GIVEN PASSAGE |
+---+
Bush’s gift ... is a function of his lack of polish: the clipped nature of his phraseology, the touch of twang, the hard consonants, the nasal vowels, the dropped conjunctions and slurred or swallowed suffixes. ... He is grossly underestimated as an orator by those who presume that good grammar, rigorous logic, and a solid command of the facts are the essential ingredients of political persuasion, and that the absence of these skills indicates a lack of intelligence. Although Bush is no intellectual, and proud of it, he is quick and clever, and, for all his notorious malapropisms, abuses of syntax, and manglings or reinventions of vocabulary, his intelligence is--if not especially literate--acutely verbal. His words, in transcription, might seem mindless, incoherent, or unintentionally hilarious ... but it is pretty plain what he means.


-I was thinking the other day how ironic it is that the word "candidate" contains the word candid. Meanwhile, this play just showed in Bloomington:

In a presidential year when many commentators have deplored the dearth of eloquence in public discourse, one of the most eloquent of presidential candidates, Adlai E. Stevenson (1900-1965), will be the subject of a one-man play opening this summer. The play, "Adlai, Alone," focuses on the language, life and politics of Stevenson, the unsuccessful 1952 and 1956 Democratic opponent of Dwight D. Eisenhower. It is scheduled to open on Sept. 10 at the McLean County Museum of History in Stevenson's hometown, Bloomington, Ill.
+---+
ACTIONS TO TAKE |
**1)** Please change "post-paragraph" to "post-text" in the rows below, from the first line through the line containing "style-thumb-reflected[interactable] xyxy=(536,65,580,99)", inclusive. Return only those lines, otherwise unchanged.
**2)** Continue the passage on political eloquence and the Stevenson play from its final sentence.
+---+
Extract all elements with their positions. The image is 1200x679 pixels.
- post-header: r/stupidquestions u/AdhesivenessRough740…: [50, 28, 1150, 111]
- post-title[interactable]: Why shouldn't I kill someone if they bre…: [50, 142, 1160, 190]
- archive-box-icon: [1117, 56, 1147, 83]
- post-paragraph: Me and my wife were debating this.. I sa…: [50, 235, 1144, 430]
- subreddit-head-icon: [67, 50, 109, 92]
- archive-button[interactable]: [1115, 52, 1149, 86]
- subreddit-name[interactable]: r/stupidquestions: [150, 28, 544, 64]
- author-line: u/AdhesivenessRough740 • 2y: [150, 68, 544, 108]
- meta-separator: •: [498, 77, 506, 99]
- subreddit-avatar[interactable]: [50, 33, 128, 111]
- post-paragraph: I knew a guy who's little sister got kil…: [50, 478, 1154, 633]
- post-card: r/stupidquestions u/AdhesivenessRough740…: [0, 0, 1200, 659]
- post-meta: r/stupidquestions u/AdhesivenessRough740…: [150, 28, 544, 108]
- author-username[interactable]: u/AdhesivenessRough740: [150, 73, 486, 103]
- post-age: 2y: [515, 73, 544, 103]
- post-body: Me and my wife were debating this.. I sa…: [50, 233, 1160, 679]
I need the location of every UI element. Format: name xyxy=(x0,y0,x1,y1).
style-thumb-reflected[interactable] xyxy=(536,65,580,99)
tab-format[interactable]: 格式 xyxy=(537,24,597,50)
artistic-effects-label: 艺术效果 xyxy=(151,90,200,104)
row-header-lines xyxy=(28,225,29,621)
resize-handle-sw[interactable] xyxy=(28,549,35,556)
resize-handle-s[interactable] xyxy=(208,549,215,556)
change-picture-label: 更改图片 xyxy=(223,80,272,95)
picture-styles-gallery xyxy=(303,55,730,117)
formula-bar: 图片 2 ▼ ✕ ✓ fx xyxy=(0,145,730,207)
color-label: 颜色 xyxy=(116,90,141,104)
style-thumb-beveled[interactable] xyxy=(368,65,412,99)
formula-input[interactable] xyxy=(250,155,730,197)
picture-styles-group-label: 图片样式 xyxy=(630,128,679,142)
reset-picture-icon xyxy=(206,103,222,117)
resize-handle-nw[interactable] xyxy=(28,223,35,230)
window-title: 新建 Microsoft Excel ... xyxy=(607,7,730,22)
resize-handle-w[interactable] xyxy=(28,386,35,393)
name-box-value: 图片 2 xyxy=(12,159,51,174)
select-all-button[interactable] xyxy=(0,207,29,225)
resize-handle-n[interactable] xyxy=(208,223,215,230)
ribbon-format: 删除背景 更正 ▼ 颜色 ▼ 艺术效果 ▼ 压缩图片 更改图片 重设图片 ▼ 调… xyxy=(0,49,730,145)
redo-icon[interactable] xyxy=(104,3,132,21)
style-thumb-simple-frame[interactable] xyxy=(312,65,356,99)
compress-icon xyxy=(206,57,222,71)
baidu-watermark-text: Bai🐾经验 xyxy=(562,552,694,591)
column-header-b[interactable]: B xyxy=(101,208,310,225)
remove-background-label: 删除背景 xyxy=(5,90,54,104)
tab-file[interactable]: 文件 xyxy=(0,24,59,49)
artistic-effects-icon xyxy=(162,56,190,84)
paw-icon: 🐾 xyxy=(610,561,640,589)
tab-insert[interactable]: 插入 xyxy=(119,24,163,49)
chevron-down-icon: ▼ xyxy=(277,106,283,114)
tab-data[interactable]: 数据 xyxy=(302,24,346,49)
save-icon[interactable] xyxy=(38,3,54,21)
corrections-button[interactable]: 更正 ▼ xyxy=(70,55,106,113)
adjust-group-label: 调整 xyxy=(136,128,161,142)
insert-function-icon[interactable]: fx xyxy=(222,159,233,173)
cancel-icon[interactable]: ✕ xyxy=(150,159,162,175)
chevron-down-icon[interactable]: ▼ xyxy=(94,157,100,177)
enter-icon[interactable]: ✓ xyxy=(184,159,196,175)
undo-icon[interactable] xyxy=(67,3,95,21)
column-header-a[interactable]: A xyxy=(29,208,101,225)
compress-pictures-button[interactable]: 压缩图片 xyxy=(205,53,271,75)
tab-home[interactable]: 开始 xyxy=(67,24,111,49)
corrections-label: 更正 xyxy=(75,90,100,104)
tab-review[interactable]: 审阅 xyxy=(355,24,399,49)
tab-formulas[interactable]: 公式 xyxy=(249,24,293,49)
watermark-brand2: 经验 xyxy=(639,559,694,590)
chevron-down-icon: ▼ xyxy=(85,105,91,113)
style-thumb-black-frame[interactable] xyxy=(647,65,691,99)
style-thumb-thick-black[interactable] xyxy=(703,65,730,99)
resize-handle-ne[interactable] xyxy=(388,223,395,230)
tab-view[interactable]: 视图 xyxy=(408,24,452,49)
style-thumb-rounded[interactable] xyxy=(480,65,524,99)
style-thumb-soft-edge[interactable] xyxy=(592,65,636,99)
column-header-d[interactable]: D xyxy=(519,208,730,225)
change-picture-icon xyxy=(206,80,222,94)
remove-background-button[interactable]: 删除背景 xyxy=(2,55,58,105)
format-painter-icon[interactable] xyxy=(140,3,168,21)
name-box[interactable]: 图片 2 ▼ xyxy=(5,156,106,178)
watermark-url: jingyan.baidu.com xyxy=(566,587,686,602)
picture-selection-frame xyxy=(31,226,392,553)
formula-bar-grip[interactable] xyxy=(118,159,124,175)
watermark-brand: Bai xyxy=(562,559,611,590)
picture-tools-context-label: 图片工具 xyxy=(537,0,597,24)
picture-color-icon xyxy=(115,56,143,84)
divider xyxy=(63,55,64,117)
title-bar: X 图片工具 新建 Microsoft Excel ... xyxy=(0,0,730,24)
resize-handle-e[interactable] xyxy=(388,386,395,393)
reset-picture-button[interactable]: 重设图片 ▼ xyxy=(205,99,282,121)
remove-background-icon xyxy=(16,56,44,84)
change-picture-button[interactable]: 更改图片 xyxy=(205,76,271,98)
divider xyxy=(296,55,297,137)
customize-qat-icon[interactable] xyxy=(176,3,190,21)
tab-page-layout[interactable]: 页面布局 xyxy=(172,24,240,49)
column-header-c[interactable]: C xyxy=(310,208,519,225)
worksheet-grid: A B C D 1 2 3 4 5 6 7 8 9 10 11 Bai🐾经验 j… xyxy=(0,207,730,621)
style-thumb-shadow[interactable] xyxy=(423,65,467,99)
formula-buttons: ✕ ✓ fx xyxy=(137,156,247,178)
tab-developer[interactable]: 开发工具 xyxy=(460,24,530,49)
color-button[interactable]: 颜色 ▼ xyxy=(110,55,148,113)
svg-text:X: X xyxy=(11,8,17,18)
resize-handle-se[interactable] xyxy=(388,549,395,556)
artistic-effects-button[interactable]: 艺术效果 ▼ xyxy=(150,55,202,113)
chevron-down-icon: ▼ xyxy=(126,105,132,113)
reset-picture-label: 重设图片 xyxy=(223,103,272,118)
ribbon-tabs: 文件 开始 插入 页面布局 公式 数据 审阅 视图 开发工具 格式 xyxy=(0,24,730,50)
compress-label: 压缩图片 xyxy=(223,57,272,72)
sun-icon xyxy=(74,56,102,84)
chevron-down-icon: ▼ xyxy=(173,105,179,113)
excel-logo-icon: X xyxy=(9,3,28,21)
+---+
SOLVED TASKS |
**1)**
Extract all elements with their positions. The image is 1200x679 pixels.
- post-header: r/stupidquestions u/AdhesivenessRough740…: [50, 28, 1150, 111]
- post-title[interactable]: Why shouldn't I kill someone if they bre…: [50, 142, 1160, 190]
- archive-box-icon: [1117, 56, 1147, 83]
- post-text: Me and my wife were debating this.. I sa…: [50, 235, 1144, 430]
- subreddit-head-icon: [67, 50, 109, 92]
- archive-button[interactable]: [1115, 52, 1149, 86]
- subreddit-name[interactable]: r/stupidquestions: [150, 28, 544, 64]
- author-line: u/AdhesivenessRough740 • 2y: [150, 68, 544, 108]
- meta-separator: •: [498, 77, 506, 99]
- subreddit-avatar[interactable]: [50, 33, 128, 111]
- post-text: I knew a guy who's little sister got kil…: [50, 478, 1154, 633]
- post-card: r/stupidquestions u/AdhesivenessRough740…: [0, 0, 1200, 659]
- post-meta: r/stupidquestions u/AdhesivenessRough740…: [150, 28, 544, 108]
- author-username[interactable]: u/AdhesivenessRough740: [150, 73, 486, 103]
- post-age: 2y: [515, 73, 544, 103]
- post-body: Me and my wife were debating this.. I sa…: [50, 233, 1160, 679]
I need the location of every UI element. Format: name xyxy=(x0,y0,x1,y1).
style-thumb-reflected[interactable] xyxy=(536,65,580,99)

**2)**
-It's not a crime, but this review of The Gutenberg Elegies ends with this sentence: "Above all, what we are doing needs thinking about."

-Digging through the ADS-L archives, I found this attempt to antedate the apple-a-day adage:

_An apple a day keeps the doctor away._ Eating fruit regularly keeps one healthy. First found as a Welsh folk proverb (1866): "Eat an apple on going to bed, And you'll keep the doctor from earning his bread." First attested in the United States in 1913. The proverb is found in varying forms. --Gregory Titelman, RANDOM HOUSE DICTIONARY OF POPULAR PROVERBS AND SAYINGS (1996). 8/3/2000


-My grandma asked me about the origins of the word piggyback, and I didn't know. So she found it online (she's a very wired grandma).

In the old days — and I guess even now — it was common practice for individuals who had to carry a heavy object to invariably place it on their back. This method of carrying things around was called "pick a pack". And `pick a pack' when said quickly became `pickapack'. Parents often carried their children "pickapack" too. But children because they loved animals so much changed "pickapack" to "piggyback".


-wordcraft.infopop.cc has the origins of dumbbell, which has nothing to do with intelligence.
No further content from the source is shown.